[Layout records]
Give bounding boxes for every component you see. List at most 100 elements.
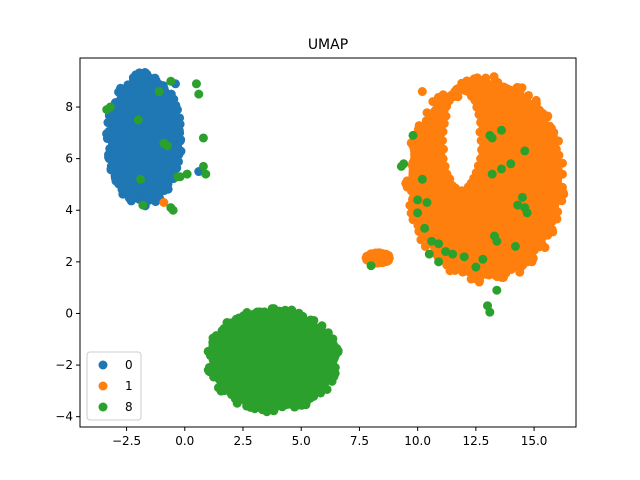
scatter-point [422, 198, 432, 208]
scatter-point [470, 95, 480, 105]
scatter-point [457, 263, 467, 273]
scatter-point [529, 242, 539, 252]
scatter-point [485, 80, 495, 90]
scatter-point [505, 86, 515, 96]
scatter-point [487, 169, 497, 179]
scatter-point [174, 118, 184, 128]
scatter-point [540, 243, 550, 253]
scatter-point [138, 200, 148, 210]
x-tick-label: −2.5 [112, 434, 141, 448]
scatter-point [136, 174, 146, 184]
cluster-body [209, 309, 338, 411]
y-tick-label: 4 [65, 203, 73, 217]
scatter-point [510, 241, 520, 251]
scatter-point [492, 285, 502, 295]
scatter-point [432, 96, 442, 106]
scatter-point [255, 307, 265, 317]
scatter-point [506, 159, 516, 169]
scatter-point [176, 135, 186, 145]
scatter-point [427, 236, 437, 246]
scatter-point [133, 115, 143, 125]
scatter-point [117, 185, 127, 195]
scatter-point [402, 176, 412, 186]
scatter-point [520, 146, 530, 156]
scatter-point [522, 208, 532, 218]
scatter-point [557, 196, 567, 206]
scatter-point [175, 172, 185, 182]
scatter-point [225, 324, 235, 334]
scatter-point [420, 223, 430, 233]
scatter-point [319, 377, 329, 387]
scatter-point [287, 305, 297, 315]
scatter-point [485, 307, 495, 317]
scatter-point [476, 154, 486, 164]
scatter-point [242, 401, 252, 411]
scatter-point [515, 267, 525, 277]
scatter-point [475, 275, 485, 285]
scatter-point [166, 76, 176, 86]
scatter-point [102, 105, 112, 115]
scatter-point [416, 235, 426, 245]
scatter-point [124, 82, 134, 92]
scatter-point [417, 127, 427, 137]
y-tick-label: 0 [65, 306, 73, 320]
axes-frame [79, 57, 577, 428]
scatter-point [450, 265, 460, 275]
x-tick-label: 15.0 [521, 434, 548, 448]
scatter-point [535, 232, 545, 242]
scatter-point [103, 118, 113, 128]
scatter-point [554, 150, 564, 160]
scatter-point [182, 169, 192, 179]
scatter-point [234, 313, 244, 323]
scatter-point [198, 161, 208, 171]
cluster-series-8-0 [203, 304, 343, 417]
x-tick-label: 12.5 [463, 434, 490, 448]
scatter-point [408, 130, 418, 140]
scatter-point [471, 262, 481, 272]
scatter-point [557, 182, 567, 192]
scatter-point [219, 380, 229, 390]
scatter-point [441, 247, 451, 257]
scatter-point [496, 125, 506, 135]
legend-marker [98, 402, 108, 412]
scatter-point [438, 144, 448, 154]
y-tick-label: −2 [55, 358, 73, 372]
scatter-point [542, 216, 552, 226]
scatter-point [513, 200, 523, 210]
scatter-point [449, 256, 459, 266]
scatter-point [481, 73, 491, 83]
scatter-point [493, 77, 503, 87]
scatter-point [408, 158, 418, 168]
scatter-point [495, 271, 505, 281]
scatter-point [509, 255, 519, 265]
scatter-point [542, 112, 552, 122]
scatter-point [515, 86, 525, 96]
scatter-point [191, 79, 201, 89]
x-tick-label: 2.5 [233, 434, 252, 448]
scatter-point [168, 205, 178, 215]
scatter-point [472, 102, 482, 112]
scatter-point [267, 304, 277, 314]
legend-marker [98, 360, 108, 370]
plot-area [102, 67, 569, 417]
scatter-point [487, 133, 497, 143]
scatter-point [476, 117, 486, 127]
scatter-point [492, 236, 502, 246]
scatter-point [475, 127, 485, 137]
cluster-body [408, 79, 563, 279]
legend-box [86, 351, 142, 421]
x-tick-label: 7.5 [350, 434, 369, 448]
scatter-point [441, 111, 451, 121]
scatter-point [317, 321, 327, 331]
scatter-point [104, 126, 114, 136]
scatter-point [298, 312, 308, 322]
scatter-point [439, 119, 449, 129]
scatter-point [549, 137, 559, 147]
scatter-point [162, 141, 172, 151]
scatter-point [324, 341, 334, 351]
scatter-point [442, 169, 452, 179]
scatter-point [272, 401, 282, 411]
scatter-point [406, 138, 416, 148]
x-tick-label: 5.0 [292, 434, 311, 448]
scatter-point [201, 169, 211, 179]
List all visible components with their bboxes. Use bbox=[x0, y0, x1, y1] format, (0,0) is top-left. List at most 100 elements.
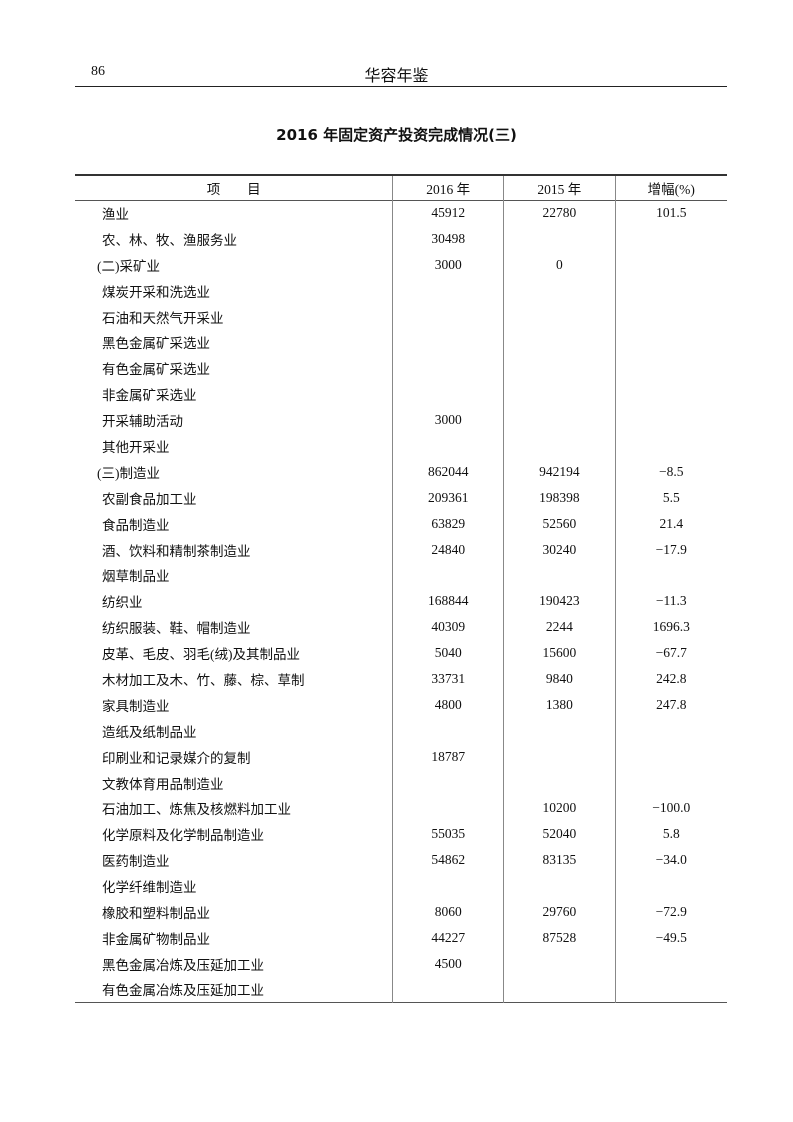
value-2015 bbox=[503, 769, 616, 796]
value-growth bbox=[615, 304, 727, 330]
table-row: 农副食品加工业 209361 198398 5.5 bbox=[75, 484, 727, 511]
value-2016: 55035 bbox=[392, 821, 505, 848]
value-2016: 18787 bbox=[392, 743, 505, 770]
header-item: 项 目 bbox=[75, 175, 394, 200]
row-item: 有色金属矿采选业 bbox=[75, 355, 394, 382]
value-growth: 1696.3 bbox=[652, 619, 690, 635]
value-2015: 942194 bbox=[503, 458, 616, 485]
value-2016 bbox=[392, 873, 505, 900]
value-growth: 21.4 bbox=[659, 515, 684, 531]
table-row: 橡胶和塑料制品业 8060 29760 −72.9 bbox=[75, 899, 727, 925]
value-2015 bbox=[503, 381, 616, 408]
table-row: 农、林、牧、渔服务业 30498 bbox=[75, 225, 727, 252]
value-2016: 63829 bbox=[392, 510, 505, 537]
table-row: 食品制造业 63829 52560 21.4 bbox=[75, 510, 727, 537]
value-2016 bbox=[392, 976, 505, 1003]
value-2016: 5040 bbox=[392, 640, 505, 667]
row-item: 煤炭开采和洗选业 bbox=[75, 277, 394, 304]
row-item: 非金属矿物制品业 bbox=[75, 924, 394, 951]
row-item: 文教体育用品制造业 bbox=[75, 769, 394, 796]
value-2015: 2244 bbox=[503, 614, 616, 641]
value-2016: 33731 bbox=[392, 666, 505, 692]
table-row: (二)采矿业 3000 0 bbox=[75, 251, 727, 278]
value-growth bbox=[615, 407, 727, 433]
table-row: 皮革、毛皮、羽毛(绒)及其制品业 5040 15600 −67.7 bbox=[75, 640, 727, 667]
table-title: 2016 年固定资产投资完成情况(三) bbox=[276, 126, 517, 144]
table-row: 文教体育用品制造业 bbox=[75, 769, 727, 796]
table-row: 黑色金属冶炼及压延加工业 4500 bbox=[75, 950, 727, 977]
value-2015: 190423 bbox=[503, 588, 616, 615]
row-item: 石油加工、炼焦及核燃料加工业 bbox=[75, 795, 394, 822]
table-row: 木材加工及木、竹、藤、棕、草制 33731 9840 242.8 bbox=[75, 666, 727, 692]
header-rule bbox=[75, 86, 727, 87]
row-item: 家具制造业 bbox=[75, 691, 394, 718]
value-growth: 5.8 bbox=[662, 826, 680, 842]
value-2016: 54862 bbox=[392, 847, 505, 874]
row-item: 橡胶和塑料制品业 bbox=[75, 899, 394, 925]
value-2016: 45912 bbox=[392, 200, 505, 226]
value-2015: 15600 bbox=[503, 640, 616, 667]
value-2015: 52560 bbox=[503, 510, 616, 537]
value-growth bbox=[615, 278, 727, 304]
value-growth: −34.0 bbox=[655, 852, 687, 868]
header-2016: 2016 年 bbox=[392, 175, 505, 200]
value-2015 bbox=[503, 355, 616, 382]
value-growth bbox=[615, 977, 727, 1003]
table-row: 开采辅助活动 3000 bbox=[75, 407, 727, 434]
value-2015: 29760 bbox=[503, 899, 616, 925]
value-growth: −72.9 bbox=[655, 903, 687, 919]
value-2015: 1380 bbox=[503, 691, 616, 718]
value-2015 bbox=[503, 717, 616, 744]
row-item: 烟草制品业 bbox=[75, 562, 394, 589]
value-growth bbox=[615, 433, 727, 459]
table-row: 化学纤维制造业 bbox=[75, 873, 727, 900]
row-item: 农、林、牧、渔服务业 bbox=[75, 225, 394, 252]
value-2016: 168844 bbox=[392, 588, 505, 615]
value-growth bbox=[615, 355, 727, 381]
value-2016 bbox=[392, 433, 505, 459]
row-item: (二)采矿业 bbox=[75, 251, 394, 278]
value-2015: 83135 bbox=[503, 847, 616, 874]
header-growth: 增幅(%) bbox=[647, 181, 695, 197]
row-item: 酒、饮料和精制茶制造业 bbox=[75, 536, 394, 563]
value-growth: 247.8 bbox=[656, 696, 687, 712]
value-2016 bbox=[392, 329, 505, 356]
row-item: 医药制造业 bbox=[75, 847, 394, 874]
value-growth: −8.5 bbox=[659, 463, 684, 479]
value-2016 bbox=[392, 277, 505, 304]
value-2016 bbox=[392, 303, 505, 330]
row-item: 化学原料及化学制品制造业 bbox=[75, 821, 394, 848]
row-item: 纺织业 bbox=[75, 588, 394, 615]
value-growth bbox=[615, 718, 727, 744]
value-2016 bbox=[392, 381, 505, 408]
value-2016: 862044 bbox=[392, 458, 505, 485]
value-growth bbox=[615, 951, 727, 977]
investment-table: 项 目 2016 年 2015 年 增幅(%) 渔业 45912 22780 101.… bbox=[75, 174, 727, 1004]
row-item: 木材加工及木、竹、藤、棕、草制 bbox=[75, 666, 394, 692]
value-2016: 209361 bbox=[392, 484, 505, 511]
value-growth bbox=[615, 562, 727, 588]
value-2015 bbox=[503, 976, 616, 1003]
row-item: 皮革、毛皮、羽毛(绒)及其制品业 bbox=[75, 640, 394, 667]
value-growth: 101.5 bbox=[656, 205, 687, 221]
table-row: 石油加工、炼焦及核燃料加工业 10200 −100.0 bbox=[75, 795, 727, 822]
value-2015: 9840 bbox=[503, 666, 616, 692]
table-row: 化学原料及化学制品制造业 55035 52040 5.8 bbox=[75, 821, 727, 848]
running-head: 华容年鉴 bbox=[364, 66, 429, 85]
value-2016: 4500 bbox=[392, 950, 505, 977]
value-growth bbox=[615, 770, 727, 796]
value-2015: 52040 bbox=[503, 821, 616, 848]
table-row: 造纸及纸制品业 bbox=[75, 717, 727, 744]
table-row: 黑色金属矿采选业 bbox=[75, 329, 727, 356]
value-2015: 22780 bbox=[503, 200, 616, 226]
value-2016: 30498 bbox=[392, 225, 505, 252]
value-2016: 44227 bbox=[392, 924, 505, 951]
table-row: 煤炭开采和洗选业 bbox=[75, 277, 727, 304]
value-growth bbox=[615, 744, 727, 770]
value-2015 bbox=[503, 433, 616, 459]
row-item: 纺织服装、鞋、帽制造业 bbox=[75, 614, 394, 641]
value-2015 bbox=[503, 407, 616, 434]
value-2015 bbox=[503, 329, 616, 356]
row-item: 印刷业和记录媒介的复制 bbox=[75, 743, 394, 770]
table-row: 家具制造业 4800 1380 247.8 bbox=[75, 691, 727, 718]
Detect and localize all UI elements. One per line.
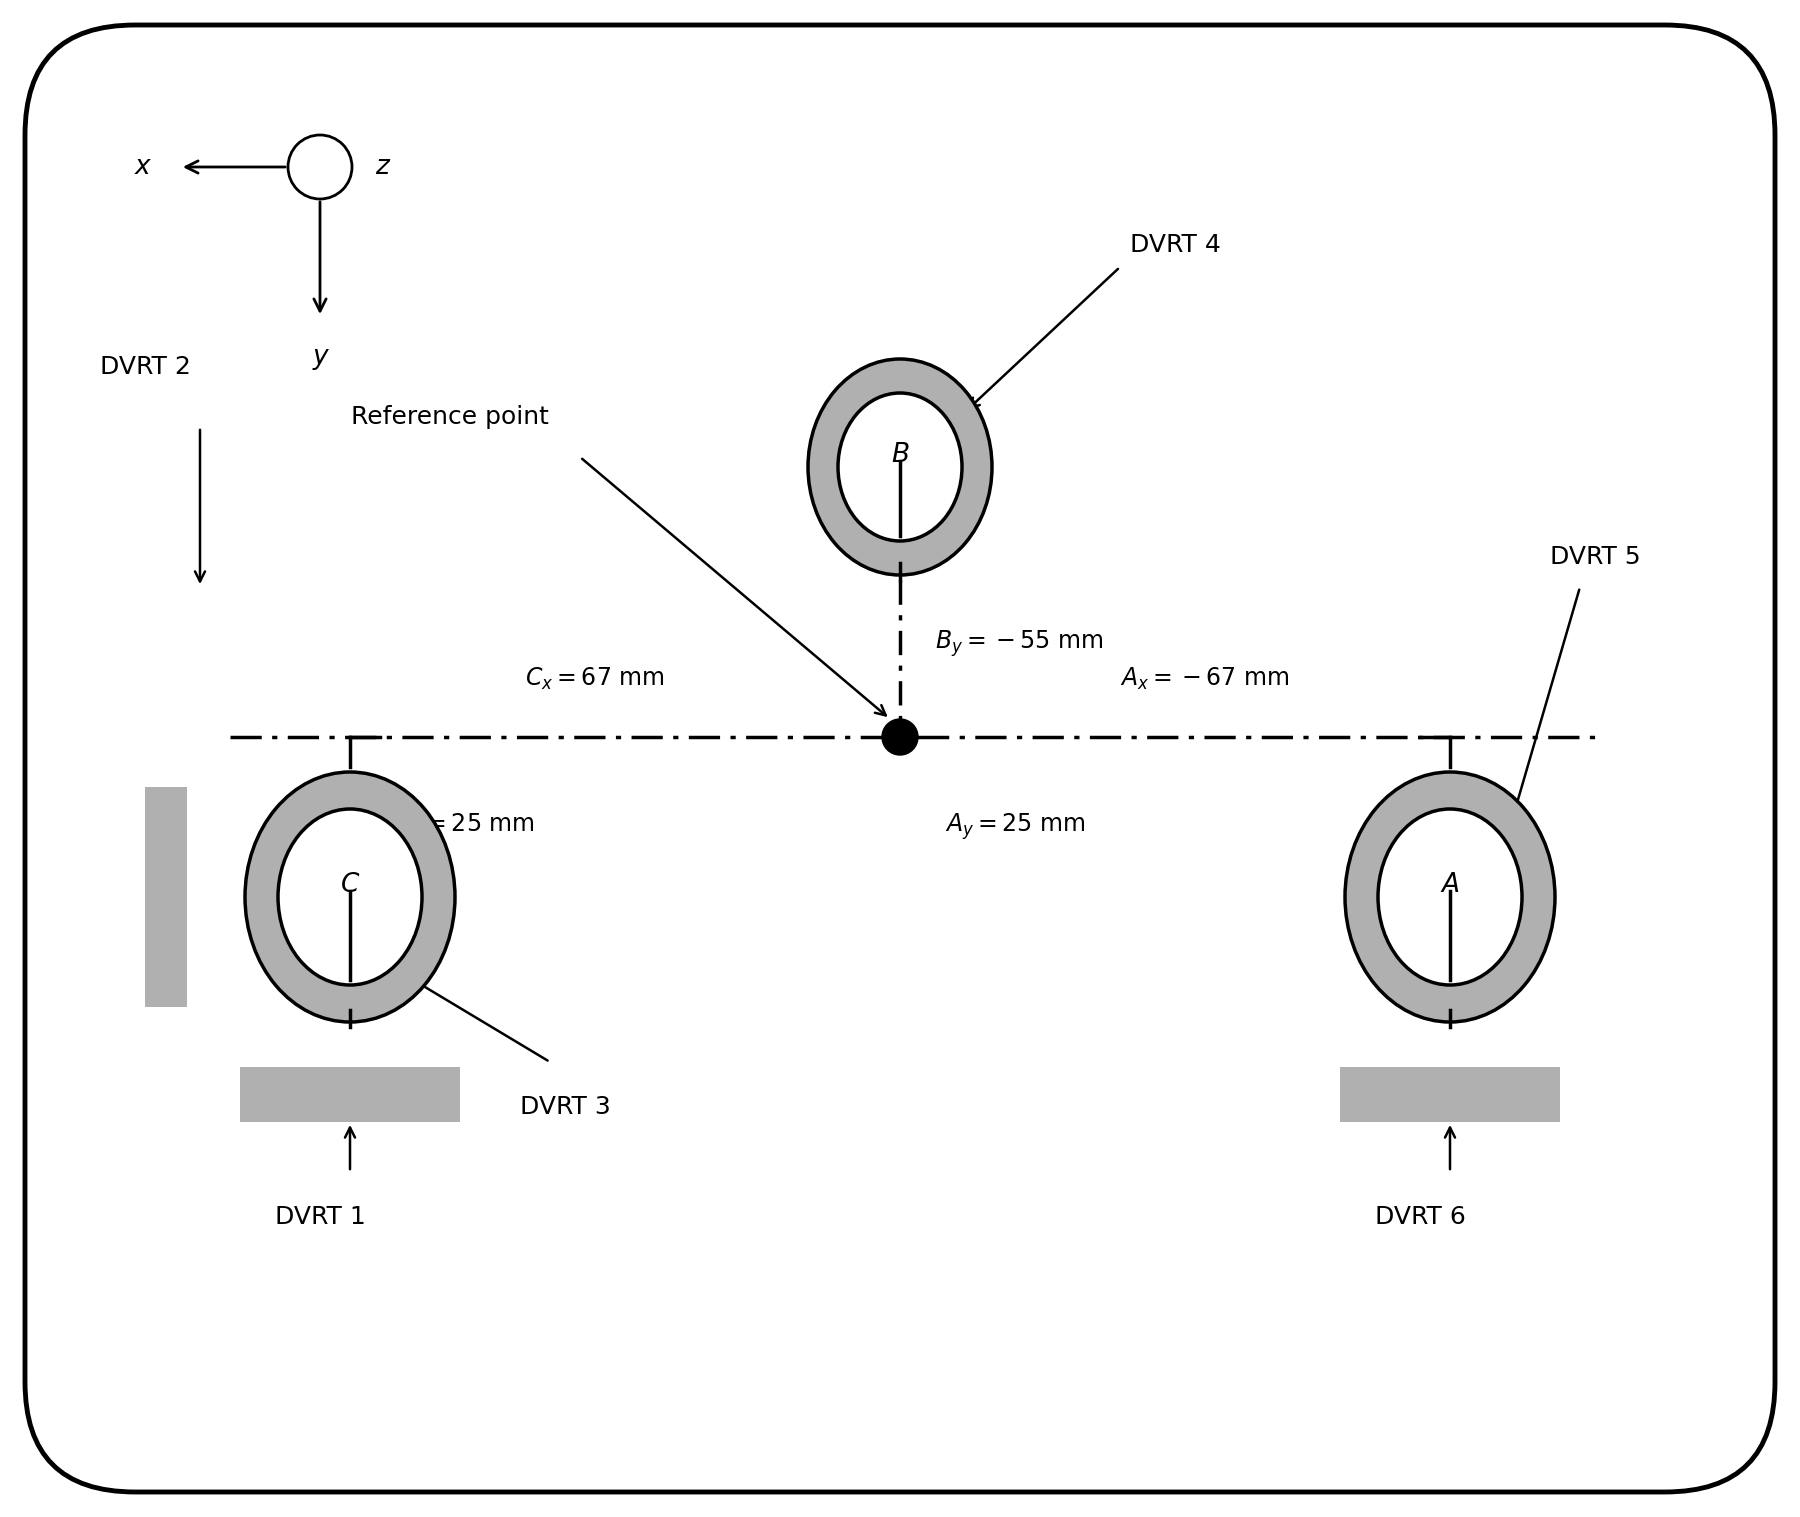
FancyBboxPatch shape xyxy=(25,24,1775,1493)
Text: DVRT 4: DVRT 4 xyxy=(1130,234,1220,256)
Bar xyxy=(1339,1066,1561,1123)
Bar xyxy=(146,787,187,1007)
Text: $C_y = 25$ mm: $C_y = 25$ mm xyxy=(394,812,535,842)
Text: A: A xyxy=(1442,872,1460,898)
Text: DVRT 5: DVRT 5 xyxy=(1550,545,1640,569)
Text: Reference point: Reference point xyxy=(351,405,549,429)
Ellipse shape xyxy=(1345,772,1555,1022)
Text: $C_x = 67$ mm: $C_x = 67$ mm xyxy=(526,666,664,692)
Text: B: B xyxy=(891,441,909,469)
Text: y: y xyxy=(311,344,328,370)
Text: z: z xyxy=(374,155,389,181)
Text: $B_y = -55$ mm: $B_y = -55$ mm xyxy=(934,628,1103,658)
Ellipse shape xyxy=(808,360,992,575)
Ellipse shape xyxy=(245,772,455,1022)
Bar xyxy=(239,1066,461,1123)
Text: DVRT 3: DVRT 3 xyxy=(520,1095,610,1120)
Text: DVRT 1: DVRT 1 xyxy=(275,1204,365,1229)
Text: $A_x = -67$ mm: $A_x = -67$ mm xyxy=(1120,666,1291,692)
Circle shape xyxy=(882,719,918,755)
Ellipse shape xyxy=(1379,809,1523,985)
Ellipse shape xyxy=(839,393,961,542)
Text: DVRT 6: DVRT 6 xyxy=(1375,1204,1465,1229)
Text: $A_y = 25$ mm: $A_y = 25$ mm xyxy=(945,812,1085,842)
Ellipse shape xyxy=(277,809,421,985)
Text: DVRT 2: DVRT 2 xyxy=(101,355,191,379)
Text: C: C xyxy=(340,872,360,898)
Text: x: x xyxy=(135,155,149,181)
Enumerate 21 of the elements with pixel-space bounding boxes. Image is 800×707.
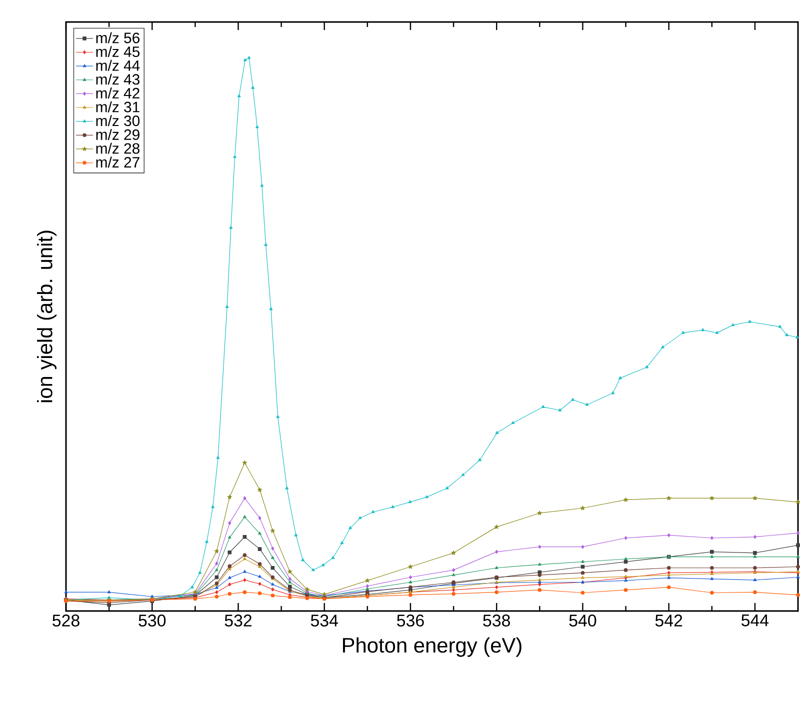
x-tick-label: 530: [138, 614, 166, 627]
legend-label: m/z 45: [96, 46, 140, 58]
legend-label: m/z 44: [96, 60, 140, 71]
legend-label: m/z 43: [96, 74, 140, 85]
x-tick-label: 540: [569, 614, 596, 627]
legend-label: m/z 28: [96, 142, 140, 154]
y-axis-title: ion yield (arb. unit): [37, 230, 57, 402]
legend-label: m/z 27: [96, 156, 140, 168]
x-tick-label: 544: [741, 614, 769, 626]
legend-label: m/z 29: [96, 128, 140, 140]
x-tick-label: 534: [310, 614, 338, 627]
legend-label: m/z 30: [96, 115, 140, 126]
x-axis-title: Photon energy (eV): [343, 637, 522, 657]
x-tick-label: 538: [483, 614, 510, 627]
x-tick-label: 536: [397, 614, 424, 627]
legend-label: m/z 42: [96, 88, 140, 99]
x-tick-label: 528: [52, 614, 80, 627]
legend-label: m/z 31: [96, 101, 140, 112]
x-tick-label: 532: [224, 614, 252, 627]
x-tick-label: 542: [655, 614, 682, 627]
legend-label: m/z 56: [96, 32, 140, 44]
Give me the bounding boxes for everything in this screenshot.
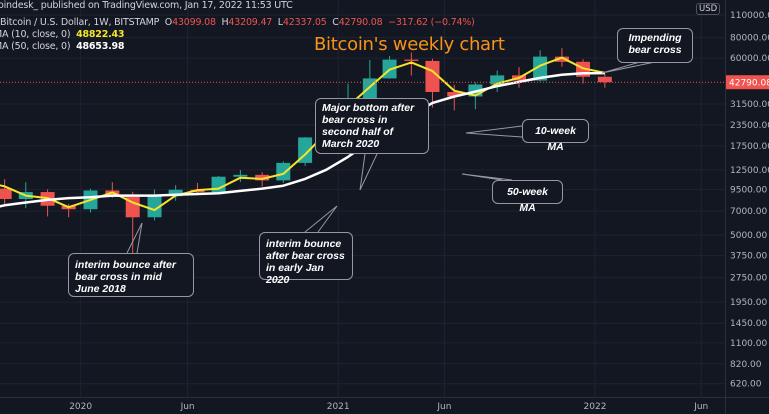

▶ **GIVEN EXERCISE**
Copy the lines of the records exactly, starting at the line containing "scatter-point [422, 198, 432, 208]" and ending at the line containing "scatter-point [198, 161, 208, 171]", with both of those lines included.

▶ **SOLUTION**
scatter-point [422, 198, 432, 208]
scatter-point [470, 95, 480, 105]
scatter-point [457, 263, 467, 273]
scatter-point [529, 242, 539, 252]
scatter-point [485, 80, 495, 90]
scatter-point [505, 86, 515, 96]
scatter-point [487, 169, 497, 179]
scatter-point [174, 118, 184, 128]
scatter-point [540, 243, 550, 253]
scatter-point [138, 200, 148, 210]
x-tick-label: −2.5 [112, 434, 141, 448]
scatter-point [136, 174, 146, 184]
cluster-body [209, 309, 338, 411]
y-tick-label: 4 [65, 203, 73, 217]
scatter-point [510, 241, 520, 251]
scatter-point [492, 285, 502, 295]
scatter-point [432, 96, 442, 106]
scatter-point [255, 307, 265, 317]
scatter-point [506, 159, 516, 169]
scatter-point [176, 135, 186, 145]
scatter-point [427, 236, 437, 246]
scatter-point [133, 115, 143, 125]
scatter-point [117, 185, 127, 195]
scatter-point [402, 176, 412, 186]
scatter-point [520, 146, 530, 156]
scatter-point [522, 208, 532, 218]
scatter-point [557, 196, 567, 206]
scatter-point [175, 172, 185, 182]
scatter-point [225, 324, 235, 334]
scatter-point [420, 223, 430, 233]
scatter-point [319, 377, 329, 387]
scatter-point [287, 305, 297, 315]
scatter-point [485, 307, 495, 317]
scatter-point [476, 154, 486, 164]
scatter-point [242, 401, 252, 411]
scatter-point [515, 267, 525, 277]
scatter-point [475, 275, 485, 285]
scatter-point [166, 76, 176, 86]
scatter-point [102, 105, 112, 115]
scatter-point [416, 235, 426, 245]
scatter-point [124, 82, 134, 92]
scatter-point [417, 127, 427, 137]
y-tick-label: 0 [65, 306, 73, 320]
axes-frame [79, 57, 577, 428]
scatter-point [450, 265, 460, 275]
x-tick-label: 15.0 [521, 434, 548, 448]
scatter-point [535, 232, 545, 242]
scatter-point [103, 118, 113, 128]
scatter-point [554, 150, 564, 160]
scatter-point [182, 169, 192, 179]
scatter-point [234, 313, 244, 323]
scatter-point [198, 161, 208, 171]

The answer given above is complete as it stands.